• _Exercise material_:
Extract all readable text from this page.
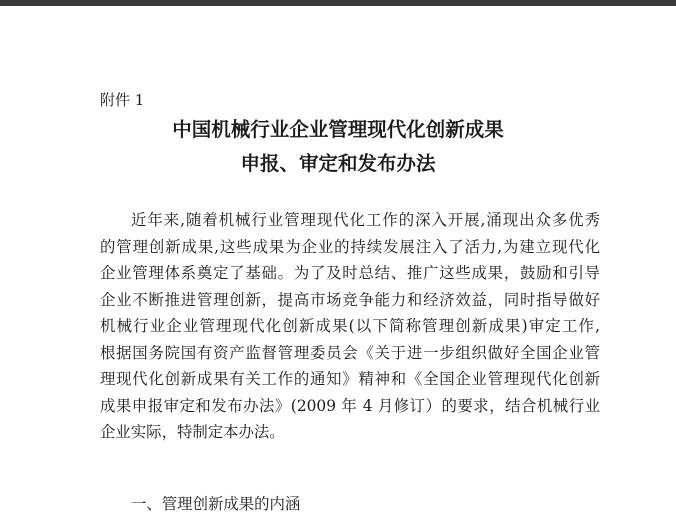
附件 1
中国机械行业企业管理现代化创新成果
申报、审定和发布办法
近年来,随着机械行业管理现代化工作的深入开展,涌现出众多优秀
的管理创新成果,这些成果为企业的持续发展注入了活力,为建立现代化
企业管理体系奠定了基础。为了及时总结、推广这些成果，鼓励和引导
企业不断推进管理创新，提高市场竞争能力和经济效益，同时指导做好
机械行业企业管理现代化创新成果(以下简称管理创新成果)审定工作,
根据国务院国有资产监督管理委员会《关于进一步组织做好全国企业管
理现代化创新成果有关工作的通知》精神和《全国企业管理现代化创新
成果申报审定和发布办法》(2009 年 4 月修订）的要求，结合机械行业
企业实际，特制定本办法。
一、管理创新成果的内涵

==

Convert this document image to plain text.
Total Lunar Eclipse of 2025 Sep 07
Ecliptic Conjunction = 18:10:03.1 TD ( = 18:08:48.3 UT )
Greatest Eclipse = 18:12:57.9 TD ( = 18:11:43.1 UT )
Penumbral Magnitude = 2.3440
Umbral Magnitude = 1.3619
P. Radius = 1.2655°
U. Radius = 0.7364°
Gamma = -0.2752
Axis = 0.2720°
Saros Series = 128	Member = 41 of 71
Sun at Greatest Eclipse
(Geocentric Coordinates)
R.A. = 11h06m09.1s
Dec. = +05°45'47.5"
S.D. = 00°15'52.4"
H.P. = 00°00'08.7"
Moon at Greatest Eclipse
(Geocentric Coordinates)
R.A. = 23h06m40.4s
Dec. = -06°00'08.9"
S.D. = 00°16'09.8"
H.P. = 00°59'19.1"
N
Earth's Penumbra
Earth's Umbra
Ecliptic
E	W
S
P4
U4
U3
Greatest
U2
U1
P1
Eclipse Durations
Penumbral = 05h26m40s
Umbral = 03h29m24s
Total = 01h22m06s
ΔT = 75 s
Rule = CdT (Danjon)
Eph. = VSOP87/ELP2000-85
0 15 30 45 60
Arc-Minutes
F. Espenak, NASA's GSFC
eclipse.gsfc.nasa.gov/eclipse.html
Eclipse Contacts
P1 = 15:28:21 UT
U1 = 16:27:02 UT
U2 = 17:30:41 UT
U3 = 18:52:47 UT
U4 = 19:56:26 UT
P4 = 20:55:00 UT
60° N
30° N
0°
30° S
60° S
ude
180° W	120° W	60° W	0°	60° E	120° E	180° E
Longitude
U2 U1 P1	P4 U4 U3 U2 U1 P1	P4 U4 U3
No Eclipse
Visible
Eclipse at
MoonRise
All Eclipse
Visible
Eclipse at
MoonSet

• _Given instruction_: Search the data for the string "Greatest" and copy each line where it appears.

• _Complete output_:
Greatest Eclipse = 18:12:57.9 TD ( = 18:11:43.1 UT )
Sun at Greatest Eclipse
Moon at Greatest Eclipse
Greatest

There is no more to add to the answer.